[Collected data entries]
******************************

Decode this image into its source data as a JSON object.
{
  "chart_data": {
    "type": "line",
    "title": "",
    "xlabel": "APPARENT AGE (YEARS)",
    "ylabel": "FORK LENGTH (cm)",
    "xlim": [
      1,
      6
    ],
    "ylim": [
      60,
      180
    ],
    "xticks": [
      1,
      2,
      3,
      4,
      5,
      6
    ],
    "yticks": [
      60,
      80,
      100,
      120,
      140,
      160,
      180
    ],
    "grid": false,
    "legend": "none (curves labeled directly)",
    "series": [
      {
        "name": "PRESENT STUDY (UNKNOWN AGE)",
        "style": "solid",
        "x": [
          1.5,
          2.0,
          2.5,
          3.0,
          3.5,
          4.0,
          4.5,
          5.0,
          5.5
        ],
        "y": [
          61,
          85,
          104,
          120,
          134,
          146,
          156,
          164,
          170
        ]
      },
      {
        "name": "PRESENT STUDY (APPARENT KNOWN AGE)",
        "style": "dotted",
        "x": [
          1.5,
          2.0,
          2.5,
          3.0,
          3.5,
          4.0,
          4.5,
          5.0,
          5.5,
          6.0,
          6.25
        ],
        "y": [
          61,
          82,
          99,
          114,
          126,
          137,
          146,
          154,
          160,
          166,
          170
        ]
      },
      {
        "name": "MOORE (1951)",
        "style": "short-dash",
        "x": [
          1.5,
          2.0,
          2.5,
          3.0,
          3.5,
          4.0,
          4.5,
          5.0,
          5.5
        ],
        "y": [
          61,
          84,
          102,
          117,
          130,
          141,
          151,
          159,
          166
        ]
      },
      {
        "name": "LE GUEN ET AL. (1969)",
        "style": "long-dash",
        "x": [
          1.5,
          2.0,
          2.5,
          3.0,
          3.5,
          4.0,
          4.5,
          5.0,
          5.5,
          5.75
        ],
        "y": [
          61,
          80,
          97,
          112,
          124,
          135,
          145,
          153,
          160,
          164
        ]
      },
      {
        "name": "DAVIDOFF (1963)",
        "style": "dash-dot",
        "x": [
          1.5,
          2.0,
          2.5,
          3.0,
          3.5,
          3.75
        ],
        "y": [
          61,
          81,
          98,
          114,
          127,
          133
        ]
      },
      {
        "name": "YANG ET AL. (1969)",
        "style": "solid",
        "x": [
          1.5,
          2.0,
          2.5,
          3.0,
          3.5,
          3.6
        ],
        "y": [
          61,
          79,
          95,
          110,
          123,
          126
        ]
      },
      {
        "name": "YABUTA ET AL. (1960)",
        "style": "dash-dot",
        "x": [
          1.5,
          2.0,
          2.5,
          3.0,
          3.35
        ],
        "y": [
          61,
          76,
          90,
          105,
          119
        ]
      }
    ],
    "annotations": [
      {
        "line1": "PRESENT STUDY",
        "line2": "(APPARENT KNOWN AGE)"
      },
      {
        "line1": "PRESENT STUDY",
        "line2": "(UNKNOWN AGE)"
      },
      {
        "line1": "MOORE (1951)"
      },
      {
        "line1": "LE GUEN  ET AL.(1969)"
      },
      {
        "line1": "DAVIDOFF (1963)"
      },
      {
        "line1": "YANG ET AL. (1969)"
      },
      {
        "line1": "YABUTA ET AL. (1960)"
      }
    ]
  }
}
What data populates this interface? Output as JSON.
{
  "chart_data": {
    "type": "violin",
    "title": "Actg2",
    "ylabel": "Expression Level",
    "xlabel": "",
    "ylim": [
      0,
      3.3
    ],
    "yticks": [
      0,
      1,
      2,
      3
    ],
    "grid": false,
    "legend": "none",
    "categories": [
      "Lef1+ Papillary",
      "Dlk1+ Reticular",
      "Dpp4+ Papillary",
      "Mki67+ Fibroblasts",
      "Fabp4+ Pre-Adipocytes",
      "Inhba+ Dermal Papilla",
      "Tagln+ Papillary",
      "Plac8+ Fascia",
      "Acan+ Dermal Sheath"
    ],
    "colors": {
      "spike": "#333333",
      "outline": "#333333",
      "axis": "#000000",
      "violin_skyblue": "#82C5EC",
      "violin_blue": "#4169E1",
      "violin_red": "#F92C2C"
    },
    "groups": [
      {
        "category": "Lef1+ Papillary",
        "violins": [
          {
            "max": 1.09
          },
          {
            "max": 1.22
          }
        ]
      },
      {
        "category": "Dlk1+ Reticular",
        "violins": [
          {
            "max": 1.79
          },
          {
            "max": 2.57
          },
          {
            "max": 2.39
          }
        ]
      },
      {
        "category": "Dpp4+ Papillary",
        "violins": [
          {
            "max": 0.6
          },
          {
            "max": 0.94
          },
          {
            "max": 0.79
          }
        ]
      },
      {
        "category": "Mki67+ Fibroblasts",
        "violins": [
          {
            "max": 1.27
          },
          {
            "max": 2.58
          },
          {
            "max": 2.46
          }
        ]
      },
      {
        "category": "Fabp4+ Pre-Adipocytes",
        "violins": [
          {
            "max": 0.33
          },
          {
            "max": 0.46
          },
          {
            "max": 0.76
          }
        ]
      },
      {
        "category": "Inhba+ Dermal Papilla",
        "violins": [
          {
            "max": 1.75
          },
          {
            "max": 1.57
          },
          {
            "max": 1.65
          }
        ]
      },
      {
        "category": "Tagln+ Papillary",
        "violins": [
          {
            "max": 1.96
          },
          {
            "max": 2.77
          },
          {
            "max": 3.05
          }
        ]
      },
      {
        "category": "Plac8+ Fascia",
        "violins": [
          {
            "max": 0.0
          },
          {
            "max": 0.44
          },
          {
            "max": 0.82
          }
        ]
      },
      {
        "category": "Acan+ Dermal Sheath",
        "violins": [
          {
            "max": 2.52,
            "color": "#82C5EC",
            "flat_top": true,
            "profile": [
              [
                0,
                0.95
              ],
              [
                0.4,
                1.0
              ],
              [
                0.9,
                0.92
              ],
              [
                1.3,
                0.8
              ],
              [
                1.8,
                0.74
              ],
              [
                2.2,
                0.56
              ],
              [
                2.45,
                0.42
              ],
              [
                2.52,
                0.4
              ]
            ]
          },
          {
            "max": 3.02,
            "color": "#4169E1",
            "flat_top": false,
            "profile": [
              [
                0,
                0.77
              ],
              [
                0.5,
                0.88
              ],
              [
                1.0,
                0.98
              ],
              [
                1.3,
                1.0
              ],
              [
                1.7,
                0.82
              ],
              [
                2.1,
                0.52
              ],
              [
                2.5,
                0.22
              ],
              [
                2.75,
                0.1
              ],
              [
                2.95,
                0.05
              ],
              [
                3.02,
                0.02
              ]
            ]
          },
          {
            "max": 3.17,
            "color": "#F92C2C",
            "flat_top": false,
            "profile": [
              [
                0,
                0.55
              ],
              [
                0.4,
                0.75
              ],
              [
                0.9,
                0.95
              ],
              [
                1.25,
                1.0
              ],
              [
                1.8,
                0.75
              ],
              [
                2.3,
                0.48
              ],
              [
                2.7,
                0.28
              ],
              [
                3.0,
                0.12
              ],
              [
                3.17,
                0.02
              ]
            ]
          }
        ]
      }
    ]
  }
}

******************************

> **EXERCISE TASK**:
Give the listing again, word for word.

> **IN RESPONSE**:
Decode this image into its source data as a JSON object.
{
  "chart_data": {
    "type": "line",
    "title": "",
    "xlabel": "APPARENT AGE (YEARS)",
    "ylabel": "FORK LENGTH (cm)",
    "xlim": [
      1,
      6
    ],
    "ylim": [
      60,
      180
    ],
    "xticks": [
      1,
      2,
      3,
      4,
      5,
      6
    ],
    "yticks": [
      60,
      80,
      100,
      120,
      140,
      160,
      180
    ],
    "grid": false,
    "legend": "none (curves labeled directly)",
    "series": [
      {
        "name": "PRESENT STUDY (UNKNOWN AGE)",
        "style": "solid",
        "x": [
          1.5,
          2.0,
          2.5,
          3.0,
          3.5,
          4.0,
          4.5,
          5.0,
          5.5
        ],
        "y": [
          61,
          85,
          104,
          120,
          134,
          146,
          156,
          164,
          170
        ]
      },
      {
        "name": "PRESENT STUDY (APPARENT KNOWN AGE)",
        "style": "dotted",
        "x": [
          1.5,
          2.0,
          2.5,
          3.0,
          3.5,
          4.0,
          4.5,
          5.0,
          5.5,
          6.0,
          6.25
        ],
        "y": [
          61,
          82,
          99,
          114,
          126,
          137,
          146,
          154,
          160,
          166,
          170
        ]
      },
      {
        "name": "MOORE (1951)",
        "style": "short-dash",
        "x": [
          1.5,
          2.0,
          2.5,
          3.0,
          3.5,
          4.0,
          4.5,
          5.0,
          5.5
        ],
        "y": [
          61,
          84,
          102,
          117,
          130,
          141,
          151,
          159,
          166
        ]
      },
      {
        "name": "LE GUEN ET AL. (1969)",
        "style": "long-dash",
        "x": [
          1.5,
          2.0,
          2.5,
          3.0,
          3.5,
          4.0,
          4.5,
          5.0,
          5.5,
          5.75
        ],
        "y": [
          61,
          80,
          97,
          112,
          124,
          135,
          145,
          153,
          160,
          164
        ]
      },
      {
        "name": "DAVIDOFF (1963)",
        "style": "dash-dot",
        "x": [
          1.5,
          2.0,
          2.5,
          3.0,
          3.5,
          3.75
        ],
        "y": [
          61,
          81,
          98,
          114,
          127,
          133
        ]
      },
      {
        "name": "YANG ET AL. (1969)",
        "style": "solid",
        "x": [
          1.5,
          2.0,
          2.5,
          3.0,
          3.5,
          3.6
        ],
        "y": [
          61,
          79,
          95,
          110,
          123,
          126
        ]
      },
      {
        "name": "YABUTA ET AL. (1960)",
        "style": "dash-dot",
        "x": [
          1.5,
          2.0,
          2.5,
          3.0,
          3.35
        ],
        "y": [
          61,
          76,
          90,
          105,
          119
        ]
      }
    ],
    "annotations": [
      {
        "line1": "PRESENT STUDY",
        "line2": "(APPARENT KNOWN AGE)"
      },
      {
        "line1": "PRESENT STUDY",
        "line2": "(UNKNOWN AGE)"
      },
      {
        "line1": "MOORE (1951)"
      },
      {
        "line1": "LE GUEN  ET AL.(1969)"
      },
      {
        "line1": "DAVIDOFF (1963)"
      },
      {
        "line1": "YANG ET AL. (1969)"
      },
      {
        "line1": "YABUTA ET AL. (1960)"
      }
    ]
  }
}
What data populates this interface? Output as JSON.
{
  "chart_data": {
    "type": "violin",
    "title": "Actg2",
    "ylabel": "Expression Level",
    "xlabel": "",
    "ylim": [
      0,
      3.3
    ],
    "yticks": [
      0,
      1,
      2,
      3
    ],
    "grid": false,
    "legend": "none",
    "categories": [
      "Lef1+ Papillary",
      "Dlk1+ Reticular",
      "Dpp4+ Papillary",
      "Mki67+ Fibroblasts",
      "Fabp4+ Pre-Adipocytes",
      "Inhba+ Dermal Papilla",
      "Tagln+ Papillary",
      "Plac8+ Fascia",
      "Acan+ Dermal Sheath"
    ],
    "colors": {
      "spike": "#333333",
      "outline": "#333333",
      "axis": "#000000",
      "violin_skyblue": "#82C5EC",
      "violin_blue": "#4169E1",
      "violin_red": "#F92C2C"
    },
    "groups": [
      {
        "category": "Lef1+ Papillary",
        "violins": [
          {
            "max": 1.09
          },
          {
            "max": 1.22
          }
        ]
      },
      {
        "category": "Dlk1+ Reticular",
        "violins": [
          {
            "max": 1.79
          },
          {
            "max": 2.57
          },
          {
            "max": 2.39
          }
        ]
      },
      {
        "category": "Dpp4+ Papillary",
        "violins": [
          {
            "max": 0.6
          },
          {
            "max": 0.94
          },
          {
            "max": 0.79
          }
        ]
      },
      {
        "category": "Mki67+ Fibroblasts",
        "violins": [
          {
            "max": 1.27
          },
          {
            "max": 2.58
          },
          {
            "max": 2.46
          }
        ]
      },
      {
        "category": "Fabp4+ Pre-Adipocytes",
        "violins": [
          {
            "max": 0.33
          },
          {
            "max": 0.46
          },
          {
            "max": 0.76
          }
        ]
      },
      {
        "category": "Inhba+ Dermal Papilla",
        "violins": [
          {
            "max": 1.75
          },
          {
            "max": 1.57
          },
          {
            "max": 1.65
          }
        ]
      },
      {
        "category": "Tagln+ Papillary",
        "violins": [
          {
            "max": 1.96
          },
          {
            "max": 2.77
          },
          {
            "max": 3.05
          }
        ]
      },
      {
        "category": "Plac8+ Fascia",
        "violins": [
          {
            "max": 0.0
          },
          {
            "max": 0.44
          },
          {
            "max": 0.82
          }
        ]
      },
      {
        "category": "Acan+ Dermal Sheath",
        "violins": [
          {
            "max": 2.52,
            "color": "#82C5EC",
            "flat_top": true,
            "profile": [
              [
                0,
                0.95
              ],
              [
                0.4,
                1.0
              ],
              [
                0.9,
                0.92
              ],
              [
                1.3,
                0.8
              ],
              [
                1.8,
                0.74
              ],
              [
                2.2,
                0.56
              ],
              [
                2.45,
                0.42
              ],
              [
                2.52,
                0.4
              ]
            ]
          },
          {
            "max": 3.02,
            "color": "#4169E1",
            "flat_top": false,
            "profile": [
              [
                0,
                0.77
              ],
              [
                0.5,
                0.88
              ],
              [
                1.0,
                0.98
              ],
              [
                1.3,
                1.0
              ],
              [
                1.7,
                0.82
              ],
              [
                2.1,
                0.52
              ],
              [
                2.5,
                0.22
              ],
              [
                2.75,
                0.1
              ],
              [
                2.95,
                0.05
              ],
              [
                3.02,
                0.02
              ]
            ]
          },
          {
            "max": 3.17,
            "color": "#F92C2C",
            "flat_top": false,
            "profile": [
              [
                0,
                0.55
              ],
              [
                0.4,
                0.75
              ],
              [
                0.9,
                0.95
              ],
              [
                1.25,
                1.0
              ],
              [
                1.8,
                0.75
              ],
              [
                2.3,
                0.48
              ],
              [
                2.7,
                0.28
              ],
              [
                3.0,
                0.12
              ],
              [
                3.17,
                0.02
              ]
            ]
          }
        ]
      }
    ]
  }
}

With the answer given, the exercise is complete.